## START
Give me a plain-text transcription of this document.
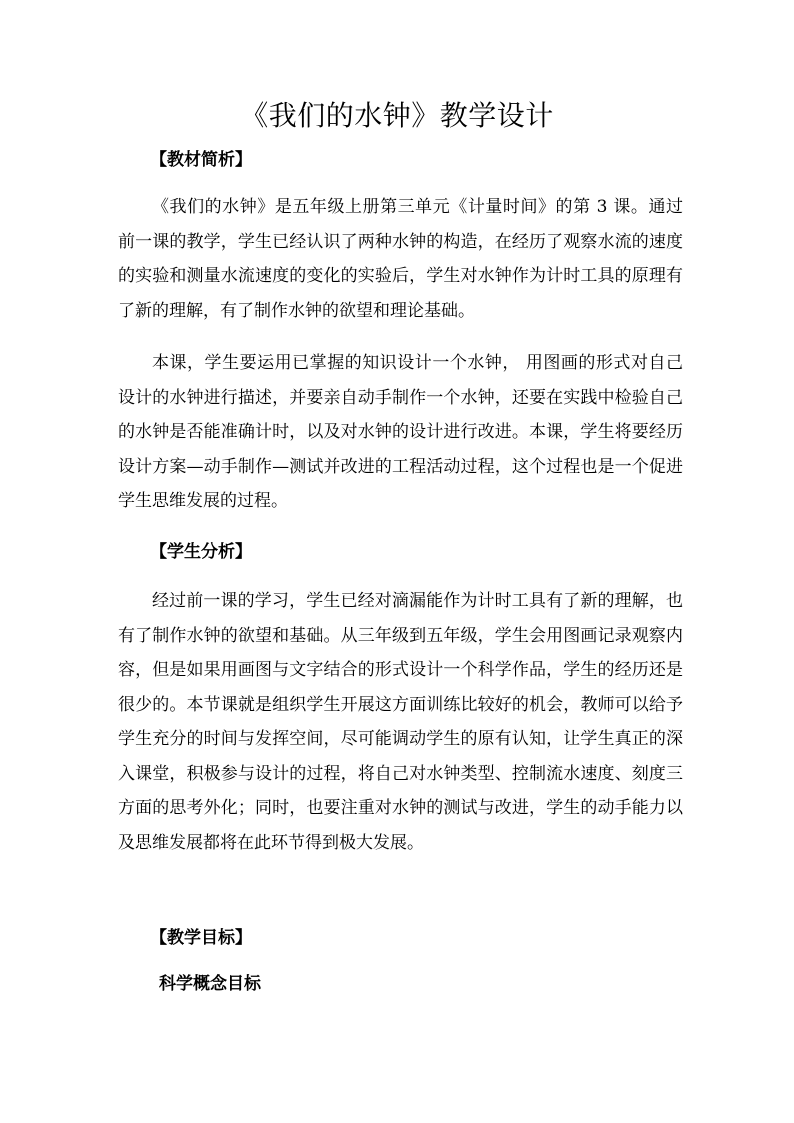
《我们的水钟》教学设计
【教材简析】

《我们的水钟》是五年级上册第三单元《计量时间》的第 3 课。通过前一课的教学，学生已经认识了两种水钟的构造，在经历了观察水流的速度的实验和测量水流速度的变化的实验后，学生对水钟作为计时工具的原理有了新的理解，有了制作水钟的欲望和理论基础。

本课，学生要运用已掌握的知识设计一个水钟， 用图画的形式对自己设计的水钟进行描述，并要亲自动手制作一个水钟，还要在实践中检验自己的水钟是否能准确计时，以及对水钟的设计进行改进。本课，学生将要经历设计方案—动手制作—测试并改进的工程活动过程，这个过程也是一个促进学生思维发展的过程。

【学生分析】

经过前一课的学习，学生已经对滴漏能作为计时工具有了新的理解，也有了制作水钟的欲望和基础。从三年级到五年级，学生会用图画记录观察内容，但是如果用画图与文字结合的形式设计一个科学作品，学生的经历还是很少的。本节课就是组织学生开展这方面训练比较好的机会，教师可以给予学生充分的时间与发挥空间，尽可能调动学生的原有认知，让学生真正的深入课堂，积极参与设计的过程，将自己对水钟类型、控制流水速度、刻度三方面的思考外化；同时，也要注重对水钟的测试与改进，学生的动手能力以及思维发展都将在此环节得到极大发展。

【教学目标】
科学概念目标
## END
## START
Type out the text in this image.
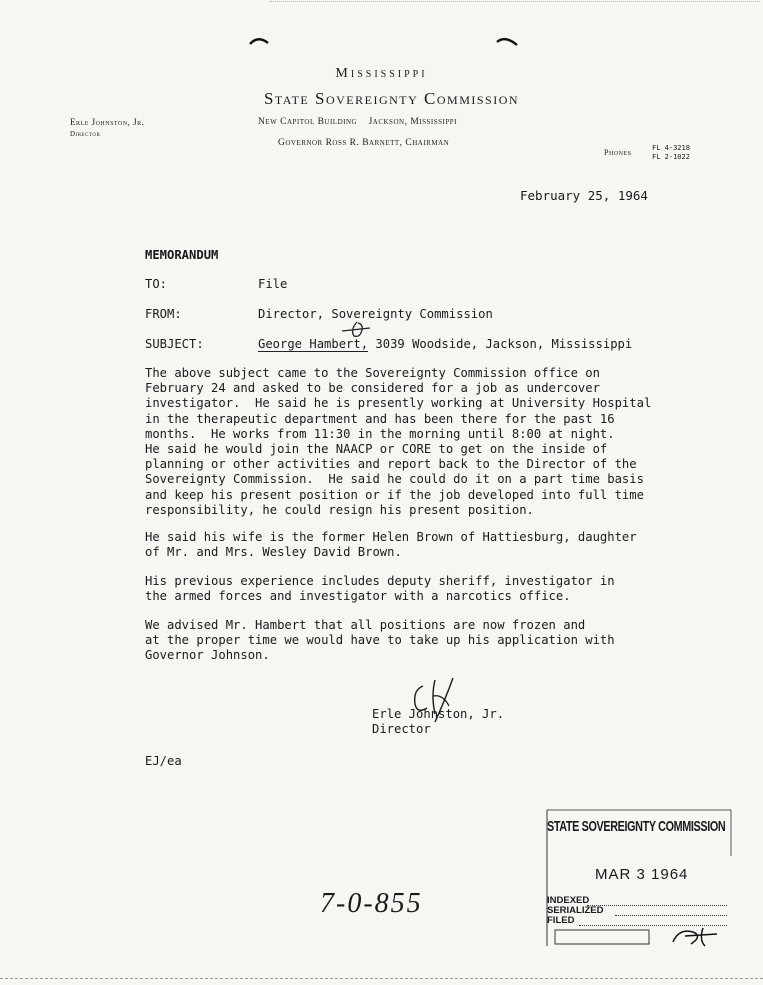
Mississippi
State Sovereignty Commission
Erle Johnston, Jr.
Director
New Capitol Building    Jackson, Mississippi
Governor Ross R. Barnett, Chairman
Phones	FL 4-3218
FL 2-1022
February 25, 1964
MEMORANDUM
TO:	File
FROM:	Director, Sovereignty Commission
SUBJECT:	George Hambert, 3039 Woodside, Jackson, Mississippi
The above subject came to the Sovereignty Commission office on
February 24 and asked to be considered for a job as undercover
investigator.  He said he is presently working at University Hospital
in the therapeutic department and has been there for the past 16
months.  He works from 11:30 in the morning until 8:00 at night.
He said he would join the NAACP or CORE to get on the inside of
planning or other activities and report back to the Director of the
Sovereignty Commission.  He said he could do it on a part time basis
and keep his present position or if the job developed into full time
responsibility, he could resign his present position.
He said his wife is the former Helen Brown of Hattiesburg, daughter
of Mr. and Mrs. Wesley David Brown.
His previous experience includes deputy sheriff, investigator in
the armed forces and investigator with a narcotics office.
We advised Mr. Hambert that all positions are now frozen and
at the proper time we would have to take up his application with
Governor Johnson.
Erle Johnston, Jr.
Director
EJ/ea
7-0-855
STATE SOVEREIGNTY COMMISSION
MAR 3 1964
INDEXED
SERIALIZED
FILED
## END
> **OBJECTIVE**:
Check each line above for the word "time" and copy the ones that have it.

> **RESULT OF THIS TASK**:
Sovereignty Commission.  He said he could do it on a part time basis
and keep his present position or if the job developed into full time
at the proper time we would have to take up his application with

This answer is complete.